*Task statement*
Keep only the lines of the data below that contain "január", and copy them.

*Input material*
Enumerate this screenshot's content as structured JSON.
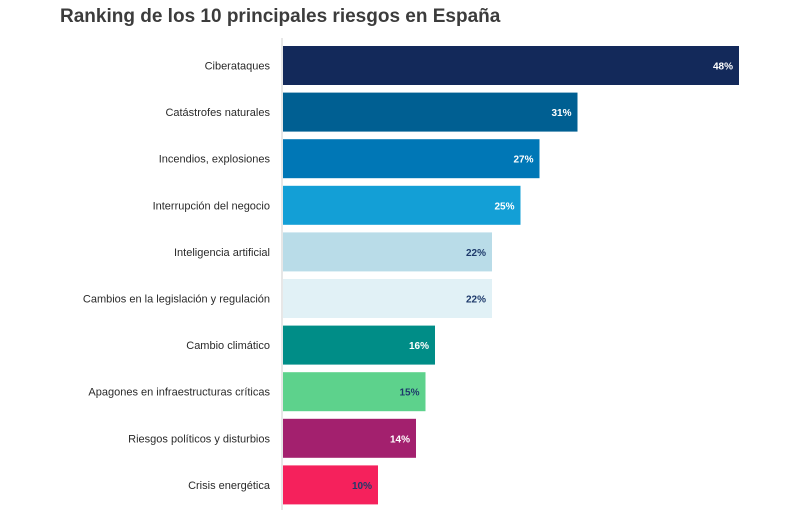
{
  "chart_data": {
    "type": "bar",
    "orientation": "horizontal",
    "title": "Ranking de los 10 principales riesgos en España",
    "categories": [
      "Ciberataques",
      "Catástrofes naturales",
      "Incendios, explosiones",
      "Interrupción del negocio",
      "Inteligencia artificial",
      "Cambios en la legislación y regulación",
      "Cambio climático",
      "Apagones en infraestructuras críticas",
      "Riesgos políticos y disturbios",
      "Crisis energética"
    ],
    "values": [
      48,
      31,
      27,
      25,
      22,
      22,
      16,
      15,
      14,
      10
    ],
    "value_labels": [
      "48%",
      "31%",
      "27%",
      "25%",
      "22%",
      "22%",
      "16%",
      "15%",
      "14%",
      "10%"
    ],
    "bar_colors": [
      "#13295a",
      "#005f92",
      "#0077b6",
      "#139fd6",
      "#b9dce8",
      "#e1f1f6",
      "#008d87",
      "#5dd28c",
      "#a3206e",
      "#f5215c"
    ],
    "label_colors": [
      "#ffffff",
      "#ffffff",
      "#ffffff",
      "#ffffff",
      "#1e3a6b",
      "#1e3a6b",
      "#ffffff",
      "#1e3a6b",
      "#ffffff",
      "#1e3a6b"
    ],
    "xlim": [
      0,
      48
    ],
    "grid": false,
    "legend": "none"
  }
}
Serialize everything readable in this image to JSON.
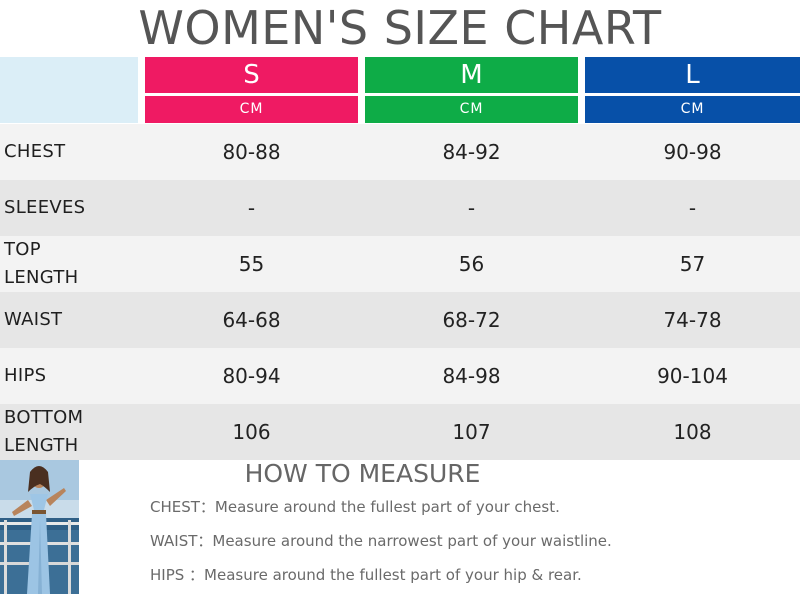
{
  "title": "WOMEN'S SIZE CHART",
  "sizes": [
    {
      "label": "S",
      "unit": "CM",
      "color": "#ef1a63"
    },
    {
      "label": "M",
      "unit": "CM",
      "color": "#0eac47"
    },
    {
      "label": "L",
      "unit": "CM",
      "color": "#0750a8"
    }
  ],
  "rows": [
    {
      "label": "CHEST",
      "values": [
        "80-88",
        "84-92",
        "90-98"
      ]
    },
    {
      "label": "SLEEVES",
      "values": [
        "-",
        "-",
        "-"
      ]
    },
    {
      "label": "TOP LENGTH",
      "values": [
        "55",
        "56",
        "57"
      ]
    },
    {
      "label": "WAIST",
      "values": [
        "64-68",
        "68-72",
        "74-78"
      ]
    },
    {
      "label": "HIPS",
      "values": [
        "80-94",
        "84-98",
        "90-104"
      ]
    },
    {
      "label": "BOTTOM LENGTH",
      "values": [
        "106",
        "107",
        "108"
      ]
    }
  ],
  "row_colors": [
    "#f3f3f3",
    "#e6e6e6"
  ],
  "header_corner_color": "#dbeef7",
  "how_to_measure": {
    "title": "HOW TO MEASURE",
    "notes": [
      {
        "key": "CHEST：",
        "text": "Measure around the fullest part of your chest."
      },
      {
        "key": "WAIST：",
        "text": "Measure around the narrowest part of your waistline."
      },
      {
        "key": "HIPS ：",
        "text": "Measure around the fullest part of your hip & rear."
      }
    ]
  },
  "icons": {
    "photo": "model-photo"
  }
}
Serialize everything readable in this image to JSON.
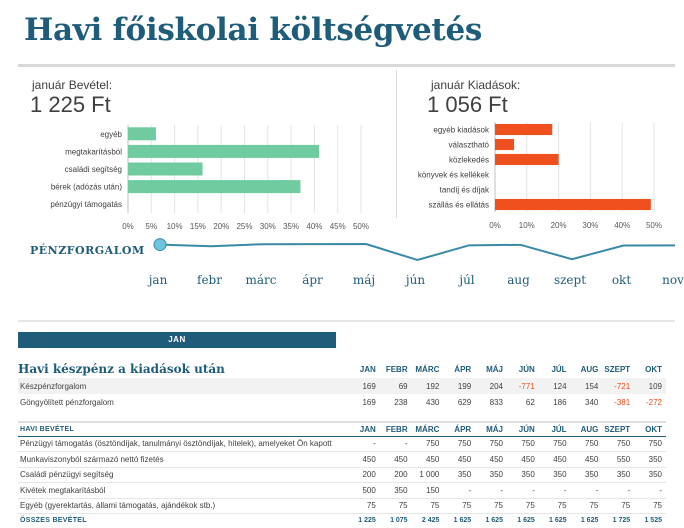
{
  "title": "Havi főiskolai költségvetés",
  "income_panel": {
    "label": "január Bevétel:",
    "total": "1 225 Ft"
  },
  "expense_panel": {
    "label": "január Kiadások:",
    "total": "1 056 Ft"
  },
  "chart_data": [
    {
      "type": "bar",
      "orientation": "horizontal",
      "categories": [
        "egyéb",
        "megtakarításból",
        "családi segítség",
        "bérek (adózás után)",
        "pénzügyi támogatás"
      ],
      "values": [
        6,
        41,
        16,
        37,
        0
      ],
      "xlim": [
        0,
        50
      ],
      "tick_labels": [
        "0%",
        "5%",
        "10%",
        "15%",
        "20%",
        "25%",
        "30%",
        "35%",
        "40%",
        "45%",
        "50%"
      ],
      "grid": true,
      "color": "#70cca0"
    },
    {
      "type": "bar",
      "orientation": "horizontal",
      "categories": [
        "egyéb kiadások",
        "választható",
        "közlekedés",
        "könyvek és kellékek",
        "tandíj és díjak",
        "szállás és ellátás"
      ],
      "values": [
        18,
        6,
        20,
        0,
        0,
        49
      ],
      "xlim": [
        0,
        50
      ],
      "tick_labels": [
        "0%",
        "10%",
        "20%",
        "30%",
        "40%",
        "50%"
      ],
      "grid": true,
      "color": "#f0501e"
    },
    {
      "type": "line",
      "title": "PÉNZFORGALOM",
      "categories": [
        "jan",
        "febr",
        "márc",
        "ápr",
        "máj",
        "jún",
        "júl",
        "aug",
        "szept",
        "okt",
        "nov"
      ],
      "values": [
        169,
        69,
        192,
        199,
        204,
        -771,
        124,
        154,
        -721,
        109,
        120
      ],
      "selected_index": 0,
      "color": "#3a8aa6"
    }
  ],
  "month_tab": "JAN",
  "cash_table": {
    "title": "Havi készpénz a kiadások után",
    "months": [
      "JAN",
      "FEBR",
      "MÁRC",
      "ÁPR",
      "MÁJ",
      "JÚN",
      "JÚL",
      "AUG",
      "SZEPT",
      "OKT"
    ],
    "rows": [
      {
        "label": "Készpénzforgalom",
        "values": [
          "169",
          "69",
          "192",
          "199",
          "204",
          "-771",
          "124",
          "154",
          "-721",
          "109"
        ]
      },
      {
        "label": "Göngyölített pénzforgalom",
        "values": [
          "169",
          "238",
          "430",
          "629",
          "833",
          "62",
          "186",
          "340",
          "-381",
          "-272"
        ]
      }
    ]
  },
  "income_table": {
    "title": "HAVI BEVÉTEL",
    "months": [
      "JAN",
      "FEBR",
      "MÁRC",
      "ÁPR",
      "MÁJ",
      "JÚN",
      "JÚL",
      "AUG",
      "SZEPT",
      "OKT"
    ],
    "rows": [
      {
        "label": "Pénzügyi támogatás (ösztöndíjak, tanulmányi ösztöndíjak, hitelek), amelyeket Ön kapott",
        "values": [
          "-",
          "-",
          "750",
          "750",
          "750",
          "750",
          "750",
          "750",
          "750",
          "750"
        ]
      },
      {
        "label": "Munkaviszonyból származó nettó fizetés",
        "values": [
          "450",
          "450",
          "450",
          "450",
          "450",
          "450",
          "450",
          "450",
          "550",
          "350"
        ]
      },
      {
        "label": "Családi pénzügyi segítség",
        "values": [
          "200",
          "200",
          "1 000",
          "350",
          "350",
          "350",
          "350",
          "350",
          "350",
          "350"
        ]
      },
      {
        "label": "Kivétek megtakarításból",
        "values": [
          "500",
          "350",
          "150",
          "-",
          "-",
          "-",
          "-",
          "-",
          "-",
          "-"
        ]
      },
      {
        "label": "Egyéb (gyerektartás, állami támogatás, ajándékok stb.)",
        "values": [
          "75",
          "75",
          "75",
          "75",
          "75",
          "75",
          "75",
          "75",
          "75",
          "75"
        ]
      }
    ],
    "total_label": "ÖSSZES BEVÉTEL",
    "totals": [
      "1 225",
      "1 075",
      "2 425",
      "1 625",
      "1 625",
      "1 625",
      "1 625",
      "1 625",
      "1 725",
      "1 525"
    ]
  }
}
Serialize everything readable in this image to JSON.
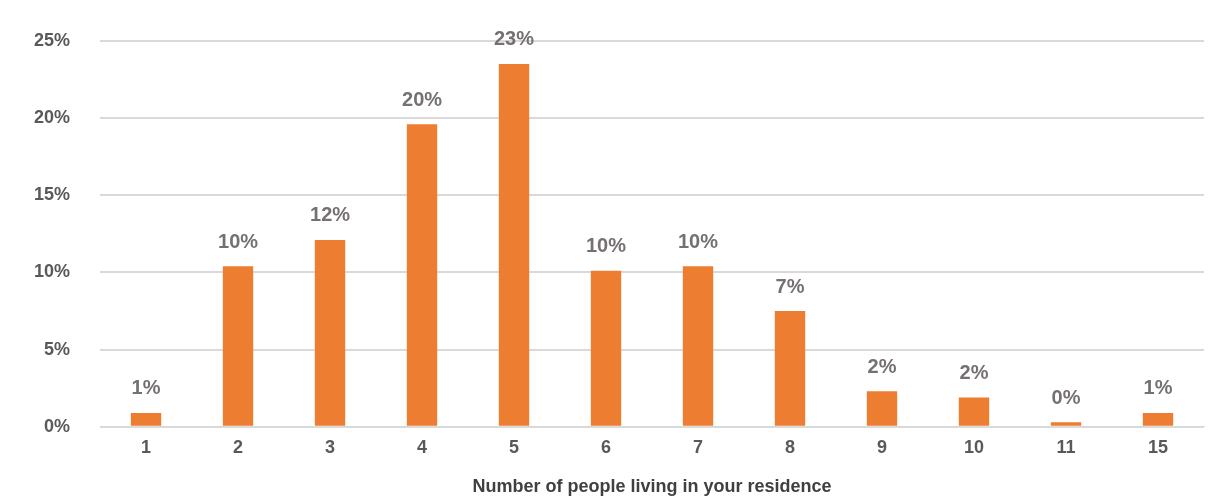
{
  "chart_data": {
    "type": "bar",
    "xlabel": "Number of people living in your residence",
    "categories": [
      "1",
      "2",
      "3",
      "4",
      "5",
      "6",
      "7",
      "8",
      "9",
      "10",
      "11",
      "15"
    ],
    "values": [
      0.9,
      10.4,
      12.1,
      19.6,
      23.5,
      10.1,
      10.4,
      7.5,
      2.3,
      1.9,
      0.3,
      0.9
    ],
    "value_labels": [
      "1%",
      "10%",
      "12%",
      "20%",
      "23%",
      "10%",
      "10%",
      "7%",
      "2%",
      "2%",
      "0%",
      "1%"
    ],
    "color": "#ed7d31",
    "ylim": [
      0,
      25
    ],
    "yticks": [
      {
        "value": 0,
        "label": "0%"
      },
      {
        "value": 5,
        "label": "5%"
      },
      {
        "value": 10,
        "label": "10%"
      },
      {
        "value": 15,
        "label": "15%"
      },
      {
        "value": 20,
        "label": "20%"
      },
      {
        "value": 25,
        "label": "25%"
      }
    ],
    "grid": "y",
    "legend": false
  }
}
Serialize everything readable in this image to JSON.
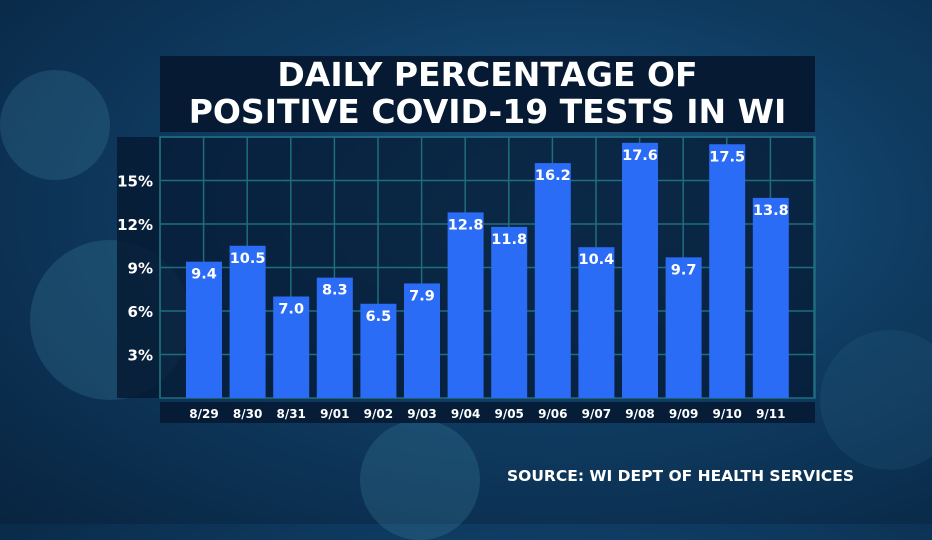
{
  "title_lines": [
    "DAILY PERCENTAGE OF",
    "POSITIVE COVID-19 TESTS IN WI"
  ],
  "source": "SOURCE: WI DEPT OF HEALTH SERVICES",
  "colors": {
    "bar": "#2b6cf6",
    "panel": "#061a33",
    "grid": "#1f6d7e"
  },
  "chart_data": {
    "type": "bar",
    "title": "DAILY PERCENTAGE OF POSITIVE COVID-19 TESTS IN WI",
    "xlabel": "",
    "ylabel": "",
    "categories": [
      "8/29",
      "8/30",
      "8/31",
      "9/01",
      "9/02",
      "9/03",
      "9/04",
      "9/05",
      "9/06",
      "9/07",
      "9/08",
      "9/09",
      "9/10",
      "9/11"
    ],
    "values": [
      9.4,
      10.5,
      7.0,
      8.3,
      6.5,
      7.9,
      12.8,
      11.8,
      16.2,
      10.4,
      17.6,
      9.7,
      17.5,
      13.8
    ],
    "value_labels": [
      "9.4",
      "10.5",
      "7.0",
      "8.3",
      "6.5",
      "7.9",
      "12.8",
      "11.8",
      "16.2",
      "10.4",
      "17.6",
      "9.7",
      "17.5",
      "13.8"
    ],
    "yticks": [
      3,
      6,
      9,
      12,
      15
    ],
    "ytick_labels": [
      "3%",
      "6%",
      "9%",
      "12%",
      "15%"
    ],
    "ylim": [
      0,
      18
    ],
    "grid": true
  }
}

*Reply*
    "label": "január Bevétel:",
    "label": "január Kiadások:",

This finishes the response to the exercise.